start RECORDS FOR PROCESSING

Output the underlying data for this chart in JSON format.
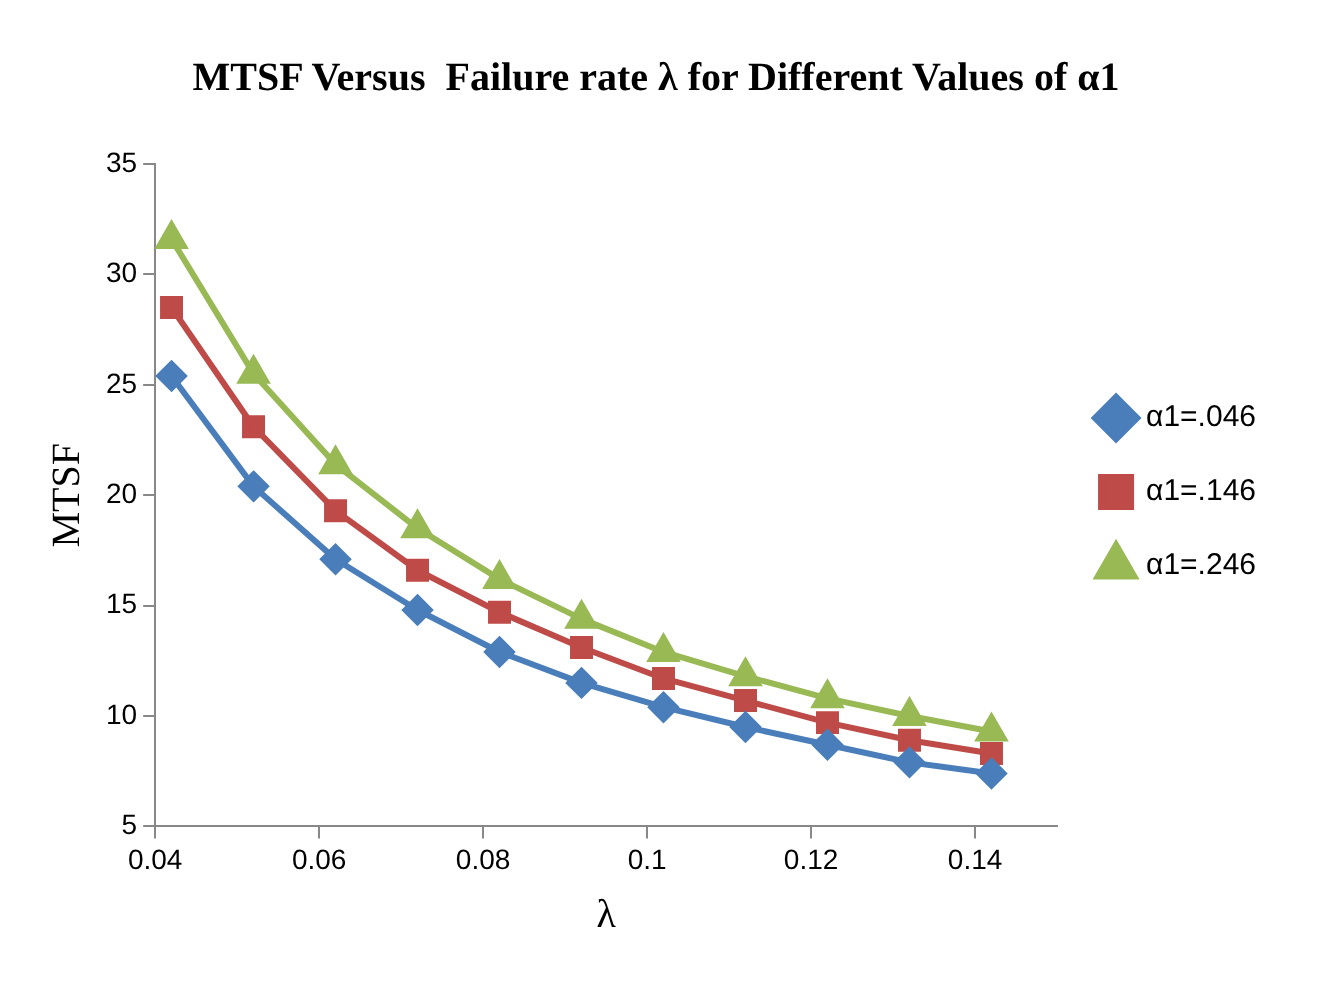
{
  "chart_data": {
    "type": "line",
    "title": "MTSF Versus  Failure rate λ for Different Values of α1",
    "xlabel": "λ",
    "ylabel": "MTSF",
    "x": [
      0.042,
      0.052,
      0.062,
      0.072,
      0.082,
      0.092,
      0.102,
      0.112,
      0.122,
      0.132,
      0.142
    ],
    "series": [
      {
        "name": "α1=.046",
        "color": "#4a7ebb",
        "marker": "diamond",
        "values": [
          25.4,
          20.4,
          17.1,
          14.8,
          12.9,
          11.5,
          10.4,
          9.5,
          8.7,
          7.9,
          7.4
        ]
      },
      {
        "name": "α1=.146",
        "color": "#be4b48",
        "marker": "square",
        "values": [
          28.5,
          23.1,
          19.3,
          16.6,
          14.7,
          13.1,
          11.7,
          10.7,
          9.7,
          8.9,
          8.3
        ]
      },
      {
        "name": "α1=.246",
        "color": "#98b954",
        "marker": "triangle",
        "values": [
          31.6,
          25.5,
          21.4,
          18.5,
          16.2,
          14.4,
          12.9,
          11.8,
          10.8,
          10.0,
          9.3
        ]
      }
    ],
    "xlim": [
      0.04,
      0.15
    ],
    "xticks": [
      0.04,
      0.06,
      0.08,
      0.1,
      0.12,
      0.14
    ],
    "ylim": [
      5,
      35
    ],
    "yticks": [
      5,
      10,
      15,
      20,
      25,
      30,
      35
    ],
    "grid": false,
    "legend": "right"
  }
}
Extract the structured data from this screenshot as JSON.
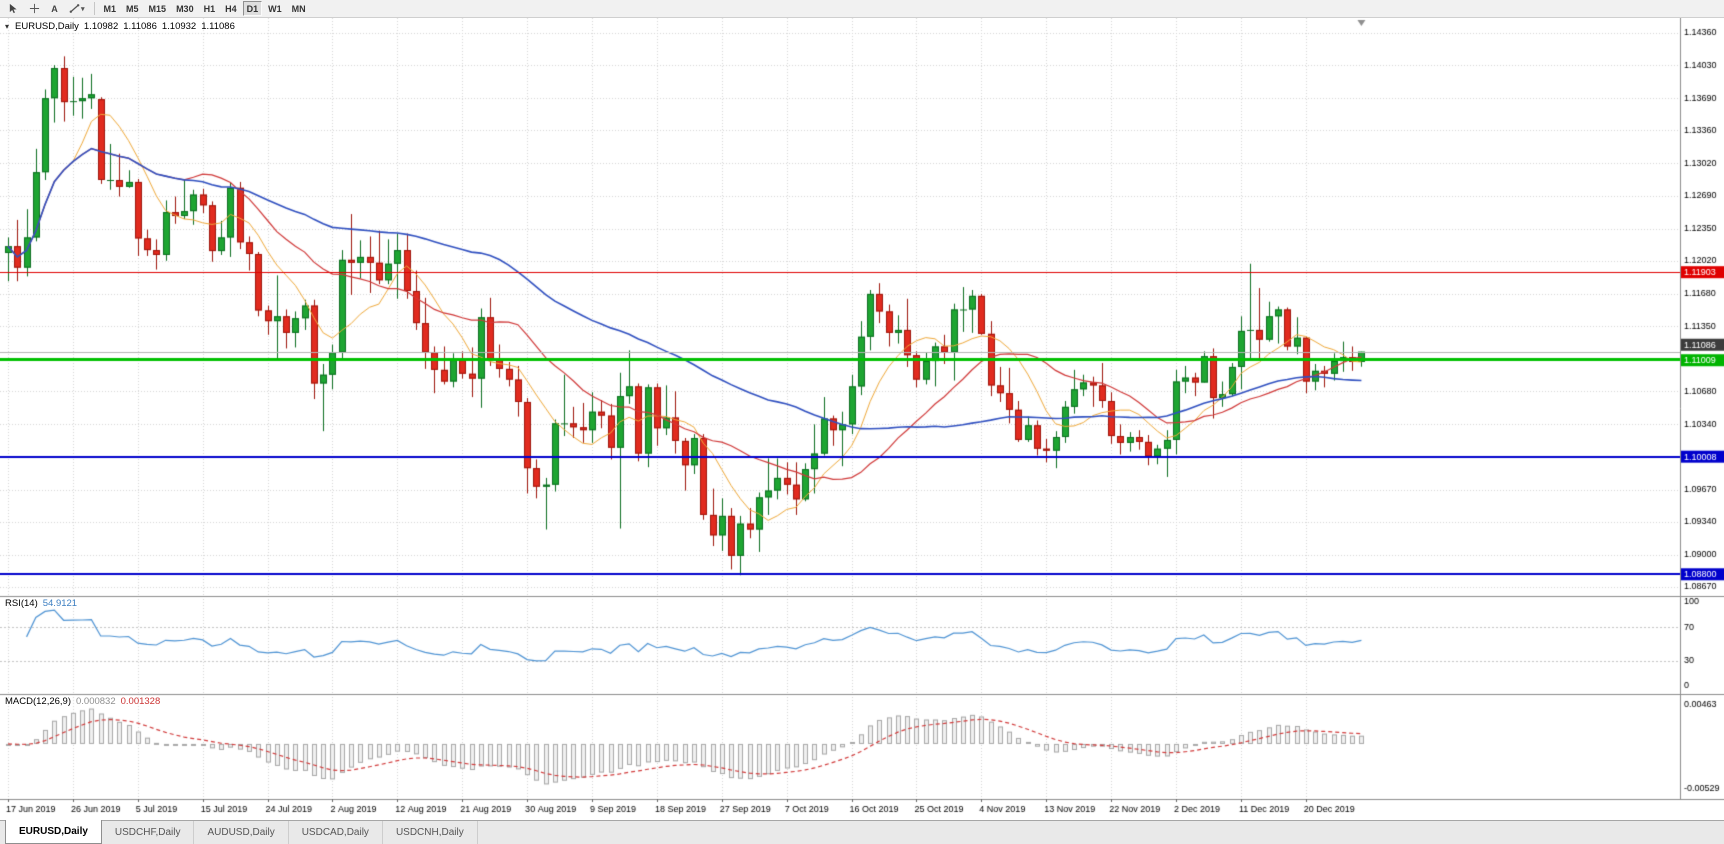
{
  "toolbar": {
    "text_tool_label": "A",
    "timeframes": [
      "M1",
      "M5",
      "M15",
      "M30",
      "H1",
      "H4",
      "D1",
      "W1",
      "MN"
    ],
    "active_timeframe": "D1"
  },
  "icons": {
    "d_caret": "▾",
    "symbol_caret": "▾"
  },
  "chart_header": {
    "symbol_period": "EURUSD,Daily",
    "open": "1.10982",
    "high": "1.11086",
    "low": "1.10932",
    "close": "1.11086"
  },
  "colors": {
    "bull": "#1ea532",
    "bull_border": "#0b6e20",
    "bear": "#e12b1f",
    "bear_border": "#9e150b",
    "grid": "#d6d6d6",
    "separator": "#8c8c8c",
    "rsi_line": "#4f94d4",
    "rsi_level": "#c4c4c4",
    "macd_hist_fill": "#f0f0f0",
    "macd_hist_stroke": "#a8a8a8",
    "macd_signal": "#d23c3c",
    "shift_marker": "#909090"
  },
  "chart_data": {
    "type": "candlestick",
    "symbol": "EURUSD",
    "timeframe": "Daily",
    "price_range": {
      "top": 1.14514,
      "bottom": 1.08577
    },
    "price_axis_labels": [
      "1.14360",
      "1.14030",
      "1.13690",
      "1.13360",
      "1.13020",
      "1.12690",
      "1.12350",
      "1.12020",
      "1.11680",
      "1.11350",
      "1.11020",
      "1.10680",
      "1.10340",
      "1.10000",
      "1.09670",
      "1.09340",
      "1.09000",
      "1.08670"
    ],
    "date_labels": [
      "17 Jun 2019",
      "26 Jun 2019",
      "5 Jul 2019",
      "15 Jul 2019",
      "24 Jul 2019",
      "2 Aug 2019",
      "12 Aug 2019",
      "21 Aug 2019",
      "30 Aug 2019",
      "9 Sep 2019",
      "18 Sep 2019",
      "27 Sep 2019",
      "7 Oct 2019",
      "16 Oct 2019",
      "25 Oct 2019",
      "4 Nov 2019",
      "13 Nov 2019",
      "22 Nov 2019",
      "2 Dec 2019",
      "11 Dec 2019",
      "20 Dec 2019"
    ],
    "label_every": 7,
    "hlines": [
      {
        "name": "resistance-line",
        "price": 1.11903,
        "color": "#e00000",
        "width": 1,
        "label": "1.11903",
        "badge_bg": "#e00000",
        "badge_dy": 0
      },
      {
        "name": "bid-price-line",
        "price": 1.11086,
        "color": "#b4b4b4",
        "width": 1,
        "label": "1.11086",
        "badge_bg": "#3c3c3c",
        "badge_dy": -7
      },
      {
        "name": "support-line-green",
        "price": 1.11009,
        "color": "#00c000",
        "width": 3,
        "label": "1.11009",
        "badge_bg": "#00b400",
        "badge_dy": 1
      },
      {
        "name": "support-line-blue-1",
        "price": 1.10008,
        "color": "#0000cc",
        "width": 2,
        "label": "1.10008",
        "badge_bg": "#0000cc",
        "badge_dy": 0
      },
      {
        "name": "support-line-blue-2",
        "price": 1.088,
        "color": "#0000cc",
        "width": 2,
        "label": "1.08800",
        "badge_bg": "#0000cc",
        "badge_dy": 0
      }
    ],
    "moving_averages": [
      {
        "name": "ma-fast",
        "period": 8,
        "color": "#efa93a",
        "width": 1
      },
      {
        "name": "ma-mid",
        "period": 20,
        "color": "#d03838",
        "width": 1.2
      },
      {
        "name": "ma-slow",
        "period": 50,
        "color": "#3050c0",
        "width": 1.6
      }
    ],
    "rsi": {
      "label": "RSI(14)",
      "value": "54.9121",
      "period": 14,
      "levels": [
        70,
        30
      ],
      "axis_labels": [
        "100",
        "70",
        "30",
        "0"
      ]
    },
    "macd": {
      "label": "MACD(12,26,9)",
      "value_main": "0.000832",
      "value_signal": "0.001328",
      "fast": 12,
      "slow": 26,
      "signal": 9,
      "range": {
        "top": 0.0054,
        "bottom": -0.006
      },
      "axis_labels": [
        "0.00463",
        "-0.00529"
      ]
    },
    "candles": [
      [
        1.121,
        1.1226,
        1.1181,
        1.1217
      ],
      [
        1.1217,
        1.1244,
        1.1181,
        1.1195
      ],
      [
        1.1195,
        1.1255,
        1.1186,
        1.1226
      ],
      [
        1.1226,
        1.1317,
        1.1222,
        1.1293
      ],
      [
        1.1293,
        1.1378,
        1.1285,
        1.1369
      ],
      [
        1.1369,
        1.1403,
        1.1344,
        1.14
      ],
      [
        1.14,
        1.1412,
        1.1345,
        1.1365
      ],
      [
        1.1365,
        1.1391,
        1.1351,
        1.1366
      ],
      [
        1.1366,
        1.139,
        1.1348,
        1.1369
      ],
      [
        1.1369,
        1.1394,
        1.1358,
        1.1373
      ],
      [
        1.1368,
        1.137,
        1.1281,
        1.1285
      ],
      [
        1.1285,
        1.1322,
        1.1275,
        1.1285
      ],
      [
        1.1285,
        1.1312,
        1.1268,
        1.1278
      ],
      [
        1.1278,
        1.1295,
        1.1277,
        1.1283
      ],
      [
        1.1283,
        1.1286,
        1.1207,
        1.1225
      ],
      [
        1.1225,
        1.1234,
        1.1207,
        1.1213
      ],
      [
        1.1213,
        1.1224,
        1.1193,
        1.1208
      ],
      [
        1.1208,
        1.1264,
        1.1202,
        1.1252
      ],
      [
        1.1252,
        1.1268,
        1.124,
        1.1248
      ],
      [
        1.1248,
        1.1285,
        1.1245,
        1.1253
      ],
      [
        1.1253,
        1.1275,
        1.1239,
        1.127
      ],
      [
        1.127,
        1.1276,
        1.1251,
        1.1259
      ],
      [
        1.1259,
        1.1263,
        1.1201,
        1.1212
      ],
      [
        1.1212,
        1.1243,
        1.1208,
        1.1226
      ],
      [
        1.1226,
        1.1282,
        1.1206,
        1.1277
      ],
      [
        1.1277,
        1.1283,
        1.1214,
        1.1221
      ],
      [
        1.1221,
        1.1227,
        1.1192,
        1.1209
      ],
      [
        1.1209,
        1.1211,
        1.1145,
        1.1151
      ],
      [
        1.1151,
        1.1156,
        1.1126,
        1.114
      ],
      [
        1.114,
        1.1187,
        1.1101,
        1.1145
      ],
      [
        1.1145,
        1.1152,
        1.1112,
        1.1128
      ],
      [
        1.1128,
        1.115,
        1.1113,
        1.1143
      ],
      [
        1.1143,
        1.1162,
        1.1131,
        1.1156
      ],
      [
        1.1156,
        1.1162,
        1.106,
        1.1076
      ],
      [
        1.1076,
        1.1096,
        1.1027,
        1.1085
      ],
      [
        1.1085,
        1.1116,
        1.107,
        1.1108
      ],
      [
        1.1108,
        1.1213,
        1.1101,
        1.1203
      ],
      [
        1.1203,
        1.125,
        1.1167,
        1.12
      ],
      [
        1.12,
        1.1223,
        1.1184,
        1.1206
      ],
      [
        1.1206,
        1.1227,
        1.1169,
        1.12
      ],
      [
        1.12,
        1.1233,
        1.1178,
        1.1182
      ],
      [
        1.1182,
        1.1224,
        1.1178,
        1.1199
      ],
      [
        1.1199,
        1.123,
        1.1163,
        1.1213
      ],
      [
        1.1213,
        1.123,
        1.1163,
        1.1171
      ],
      [
        1.1171,
        1.1192,
        1.1131,
        1.1138
      ],
      [
        1.1138,
        1.1164,
        1.1091,
        1.1108
      ],
      [
        1.1108,
        1.1114,
        1.1066,
        1.109
      ],
      [
        1.109,
        1.1114,
        1.1075,
        1.1078
      ],
      [
        1.1078,
        1.1107,
        1.1072,
        1.11
      ],
      [
        1.11,
        1.1109,
        1.1081,
        1.1086
      ],
      [
        1.1086,
        1.1113,
        1.1062,
        1.1081
      ],
      [
        1.1081,
        1.1153,
        1.1051,
        1.1144
      ],
      [
        1.1144,
        1.1164,
        1.1094,
        1.1101
      ],
      [
        1.1101,
        1.1116,
        1.1082,
        1.1091
      ],
      [
        1.1091,
        1.1098,
        1.1073,
        1.108
      ],
      [
        1.108,
        1.1094,
        1.1042,
        1.1057
      ],
      [
        1.1057,
        1.1061,
        1.0963,
        1.0989
      ],
      [
        1.0989,
        1.0998,
        1.0958,
        1.097
      ],
      [
        1.097,
        1.0979,
        1.0926,
        1.0972
      ],
      [
        1.0972,
        1.1039,
        1.0965,
        1.1035
      ],
      [
        1.1035,
        1.1085,
        1.1022,
        1.1035
      ],
      [
        1.1035,
        1.1052,
        1.102,
        1.1031
      ],
      [
        1.1031,
        1.1056,
        1.1015,
        1.1028
      ],
      [
        1.1028,
        1.1067,
        1.1015,
        1.1047
      ],
      [
        1.1047,
        1.1059,
        1.103,
        1.1043
      ],
      [
        1.1043,
        1.1055,
        1.0998,
        1.101
      ],
      [
        1.101,
        1.1087,
        1.0927,
        1.1063
      ],
      [
        1.1063,
        1.111,
        1.1055,
        1.1073
      ],
      [
        1.1073,
        1.1076,
        1.0996,
        1.1004
      ],
      [
        1.1004,
        1.1075,
        1.099,
        1.1072
      ],
      [
        1.1072,
        1.1076,
        1.1012,
        1.103
      ],
      [
        1.103,
        1.1074,
        1.1023,
        1.1041
      ],
      [
        1.1041,
        1.1068,
        1.1004,
        1.1017
      ],
      [
        1.1017,
        1.102,
        1.0966,
        1.0992
      ],
      [
        1.0992,
        1.1024,
        1.0983,
        1.102
      ],
      [
        1.102,
        1.1024,
        1.0936,
        1.0941
      ],
      [
        1.0941,
        1.0968,
        1.0909,
        1.092
      ],
      [
        1.092,
        1.0958,
        1.0904,
        1.094
      ],
      [
        1.094,
        1.0948,
        1.0885,
        1.0899
      ],
      [
        1.0899,
        1.094,
        1.0879,
        1.0932
      ],
      [
        1.0932,
        1.0948,
        1.0917,
        1.0926
      ],
      [
        1.0926,
        1.0964,
        1.0903,
        1.0959
      ],
      [
        1.0959,
        1.0999,
        1.0941,
        1.0966
      ],
      [
        1.0966,
        1.0999,
        1.0957,
        1.0979
      ],
      [
        1.0979,
        1.0995,
        1.0962,
        1.0972
      ],
      [
        1.0972,
        1.0995,
        1.0941,
        1.0957
      ],
      [
        1.0957,
        1.0994,
        1.0955,
        1.0988
      ],
      [
        1.0988,
        1.1034,
        1.0963,
        1.1004
      ],
      [
        1.1004,
        1.1062,
        1.1002,
        1.104
      ],
      [
        1.104,
        1.1043,
        1.1012,
        1.1028
      ],
      [
        1.1028,
        1.1047,
        1.0991,
        1.1034
      ],
      [
        1.1034,
        1.1085,
        1.1024,
        1.1073
      ],
      [
        1.1073,
        1.114,
        1.1064,
        1.1124
      ],
      [
        1.1124,
        1.1172,
        1.111,
        1.1168
      ],
      [
        1.1168,
        1.1179,
        1.1138,
        1.115
      ],
      [
        1.115,
        1.1157,
        1.1114,
        1.1128
      ],
      [
        1.1128,
        1.1146,
        1.1117,
        1.1131
      ],
      [
        1.1131,
        1.1163,
        1.1093,
        1.1105
      ],
      [
        1.1105,
        1.1109,
        1.1072,
        1.108
      ],
      [
        1.108,
        1.1108,
        1.1075,
        1.1099
      ],
      [
        1.1099,
        1.1118,
        1.1073,
        1.1114
      ],
      [
        1.1114,
        1.1126,
        1.1096,
        1.1108
      ],
      [
        1.1108,
        1.1158,
        1.1079,
        1.1152
      ],
      [
        1.1152,
        1.1175,
        1.1129,
        1.1152
      ],
      [
        1.1152,
        1.1172,
        1.1128,
        1.1166
      ],
      [
        1.1166,
        1.1168,
        1.1126,
        1.1127
      ],
      [
        1.1127,
        1.114,
        1.1063,
        1.1074
      ],
      [
        1.1074,
        1.1093,
        1.1057,
        1.1066
      ],
      [
        1.1066,
        1.1092,
        1.1035,
        1.1049
      ],
      [
        1.1049,
        1.1058,
        1.1016,
        1.1018
      ],
      [
        1.1018,
        1.1042,
        1.1016,
        1.1033
      ],
      [
        1.1033,
        1.1038,
        1.1002,
        1.1009
      ],
      [
        1.1009,
        1.1019,
        1.0995,
        1.1007
      ],
      [
        1.1007,
        1.1027,
        1.0989,
        1.1021
      ],
      [
        1.1021,
        1.1058,
        1.1015,
        1.1052
      ],
      [
        1.1052,
        1.109,
        1.1045,
        1.107
      ],
      [
        1.107,
        1.1085,
        1.1063,
        1.1077
      ],
      [
        1.1077,
        1.1083,
        1.1052,
        1.1074
      ],
      [
        1.1074,
        1.1097,
        1.1051,
        1.1058
      ],
      [
        1.1058,
        1.1067,
        1.1014,
        1.1022
      ],
      [
        1.1022,
        1.1034,
        1.1003,
        1.1015
      ],
      [
        1.1015,
        1.1026,
        1.1006,
        1.1021
      ],
      [
        1.1021,
        1.1028,
        1.1008,
        1.1016
      ],
      [
        1.1016,
        1.1023,
        1.0992,
        1.1001
      ],
      [
        1.1001,
        1.1013,
        1.0993,
        1.1009
      ],
      [
        1.1009,
        1.1028,
        1.098,
        1.1018
      ],
      [
        1.1018,
        1.109,
        1.1003,
        1.1078
      ],
      [
        1.1078,
        1.1094,
        1.1066,
        1.1082
      ],
      [
        1.1082,
        1.1087,
        1.1063,
        1.1077
      ],
      [
        1.1077,
        1.1109,
        1.1077,
        1.1104
      ],
      [
        1.1104,
        1.1112,
        1.104,
        1.1061
      ],
      [
        1.1061,
        1.1078,
        1.1052,
        1.1065
      ],
      [
        1.1065,
        1.1097,
        1.1063,
        1.1093
      ],
      [
        1.1093,
        1.1145,
        1.107,
        1.113
      ],
      [
        1.113,
        1.1199,
        1.1102,
        1.1131
      ],
      [
        1.1131,
        1.1174,
        1.11,
        1.1121
      ],
      [
        1.1121,
        1.116,
        1.1119,
        1.1145
      ],
      [
        1.1145,
        1.1155,
        1.1117,
        1.1152
      ],
      [
        1.1152,
        1.1154,
        1.111,
        1.1114
      ],
      [
        1.1114,
        1.1144,
        1.1106,
        1.1123
      ],
      [
        1.1123,
        1.1124,
        1.1066,
        1.1078
      ],
      [
        1.1078,
        1.1096,
        1.1069,
        1.1089
      ],
      [
        1.1089,
        1.1094,
        1.1072,
        1.1086
      ],
      [
        1.1086,
        1.1107,
        1.1079,
        1.1099
      ],
      [
        1.1099,
        1.1119,
        1.1088,
        1.1103
      ],
      [
        1.1103,
        1.1114,
        1.1089,
        1.10982
      ],
      [
        1.10982,
        1.11086,
        1.10932,
        1.11086
      ]
    ]
  },
  "tabs": [
    {
      "label": "EURUSD,Daily",
      "active": true
    },
    {
      "label": "USDCHF,Daily",
      "active": false
    },
    {
      "label": "AUDUSD,Daily",
      "active": false
    },
    {
      "label": "USDCAD,Daily",
      "active": false
    },
    {
      "label": "USDCNH,Daily",
      "active": false
    }
  ]
}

end RECORDS FOR PROCESSING

Pull out all lines containing "EURUSD".

*TASK OUTPUT*
    "symbol_period": "EURUSD,Daily",
    "symbol": "EURUSD",
      "label": "EURUSD,Daily",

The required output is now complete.